TASK INSTRUCTIONS
Omit the pictures, then write out every entry exactly as it reads.

INFORMATION PROVIDED
_____
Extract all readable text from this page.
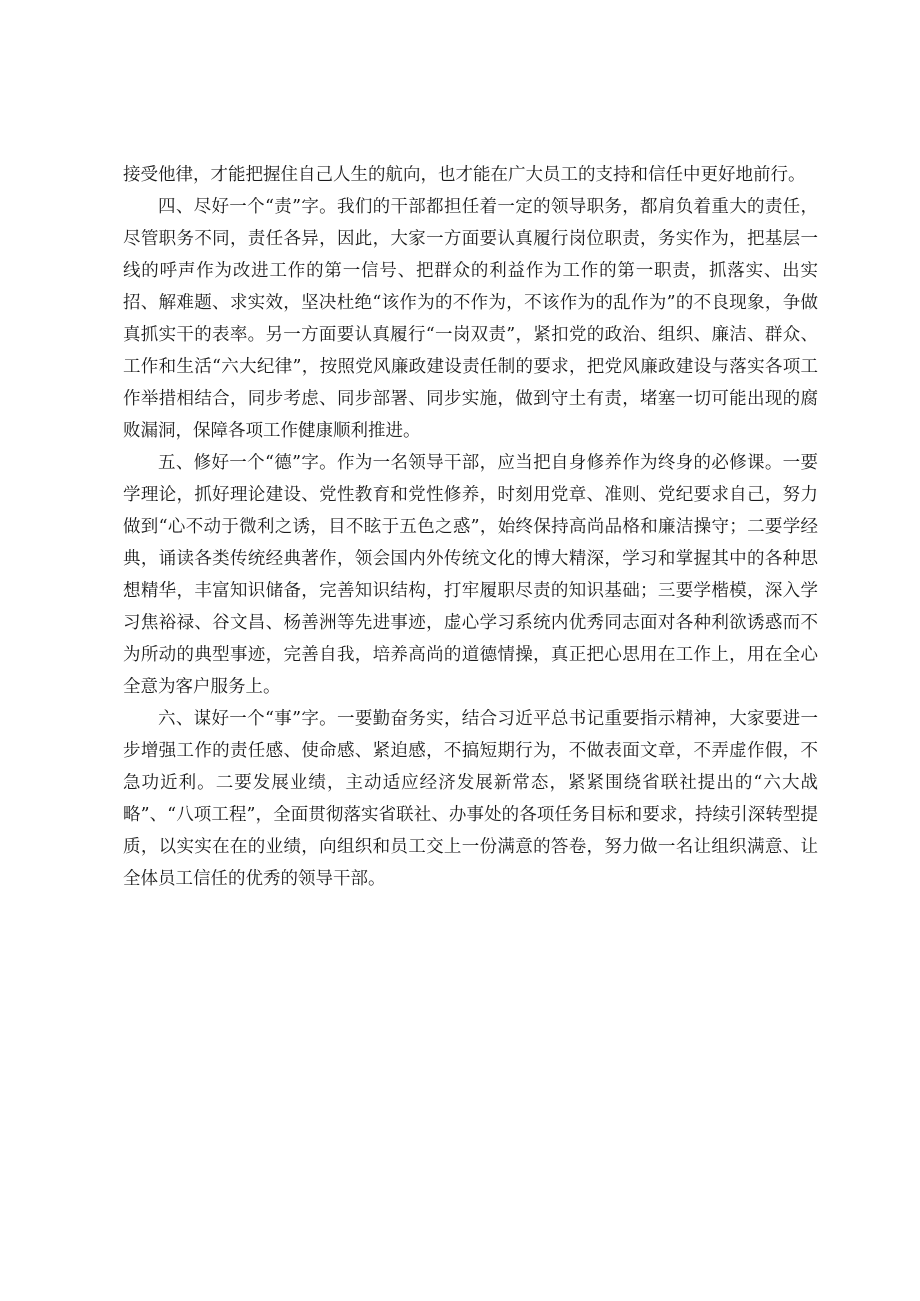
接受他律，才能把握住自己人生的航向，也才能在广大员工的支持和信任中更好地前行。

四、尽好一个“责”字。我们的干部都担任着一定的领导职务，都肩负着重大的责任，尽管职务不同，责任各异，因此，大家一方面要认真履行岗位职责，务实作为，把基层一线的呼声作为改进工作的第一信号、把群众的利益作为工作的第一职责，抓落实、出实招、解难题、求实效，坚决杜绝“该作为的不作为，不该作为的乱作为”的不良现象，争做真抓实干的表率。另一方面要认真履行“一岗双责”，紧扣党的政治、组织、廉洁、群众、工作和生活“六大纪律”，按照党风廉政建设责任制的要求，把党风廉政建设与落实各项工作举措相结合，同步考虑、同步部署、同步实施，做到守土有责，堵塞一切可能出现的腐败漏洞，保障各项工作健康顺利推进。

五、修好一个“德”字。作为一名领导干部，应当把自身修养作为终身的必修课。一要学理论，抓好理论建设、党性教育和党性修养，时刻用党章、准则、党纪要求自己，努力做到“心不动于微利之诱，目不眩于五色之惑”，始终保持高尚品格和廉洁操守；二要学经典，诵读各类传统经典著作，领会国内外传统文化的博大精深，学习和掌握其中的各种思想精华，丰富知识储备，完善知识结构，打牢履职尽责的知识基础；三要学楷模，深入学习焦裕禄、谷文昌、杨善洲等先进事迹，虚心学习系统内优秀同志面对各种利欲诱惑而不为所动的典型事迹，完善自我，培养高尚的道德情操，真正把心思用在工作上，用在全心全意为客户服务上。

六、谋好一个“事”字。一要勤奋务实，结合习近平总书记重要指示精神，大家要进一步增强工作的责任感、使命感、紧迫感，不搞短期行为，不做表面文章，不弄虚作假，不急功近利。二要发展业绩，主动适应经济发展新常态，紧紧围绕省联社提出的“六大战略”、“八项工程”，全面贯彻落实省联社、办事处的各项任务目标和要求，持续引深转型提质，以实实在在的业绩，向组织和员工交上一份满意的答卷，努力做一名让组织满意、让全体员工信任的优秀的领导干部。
_____
EXERCISE RESPONSE
Extract all readable text from this page.
接受他律，才能把握住自己人生的航向，也才能在广大员工的支持和信任中更好地前行。

四、尽好一个“责”字。我们的干部都担任着一定的领导职务，都肩负着重大的责任，尽管职务不同，责任各异，因此，大家一方面要认真履行岗位职责，务实作为，把基层一线的呼声作为改进工作的第一信号、把群众的利益作为工作的第一职责，抓落实、出实招、解难题、求实效，坚决杜绝“该作为的不作为，不该作为的乱作为”的不良现象，争做真抓实干的表率。另一方面要认真履行“一岗双责”，紧扣党的政治、组织、廉洁、群众、工作和生活“六大纪律”，按照党风廉政建设责任制的要求，把党风廉政建设与落实各项工作举措相结合，同步考虑、同步部署、同步实施，做到守土有责，堵塞一切可能出现的腐败漏洞，保障各项工作健康顺利推进。

五、修好一个“德”字。作为一名领导干部，应当把自身修养作为终身的必修课。一要学理论，抓好理论建设、党性教育和党性修养，时刻用党章、准则、党纪要求自己，努力做到“心不动于微利之诱，目不眩于五色之惑”，始终保持高尚品格和廉洁操守；二要学经典，诵读各类传统经典著作，领会国内外传统文化的博大精深，学习和掌握其中的各种思想精华，丰富知识储备，完善知识结构，打牢履职尽责的知识基础；三要学楷模，深入学习焦裕禄、谷文昌、杨善洲等先进事迹，虚心学习系统内优秀同志面对各种利欲诱惑而不为所动的典型事迹，完善自我，培养高尚的道德情操，真正把心思用在工作上，用在全心全意为客户服务上。

六、谋好一个“事”字。一要勤奋务实，结合习近平总书记重要指示精神，大家要进一步增强工作的责任感、使命感、紧迫感，不搞短期行为，不做表面文章，不弄虚作假，不急功近利。二要发展业绩，主动适应经济发展新常态，紧紧围绕省联社提出的“六大战略”、“八项工程”，全面贯彻落实省联社、办事处的各项任务目标和要求，持续引深转型提质，以实实在在的业绩，向组织和员工交上一份满意的答卷，努力做一名让组织满意、让全体员工信任的优秀的领导干部。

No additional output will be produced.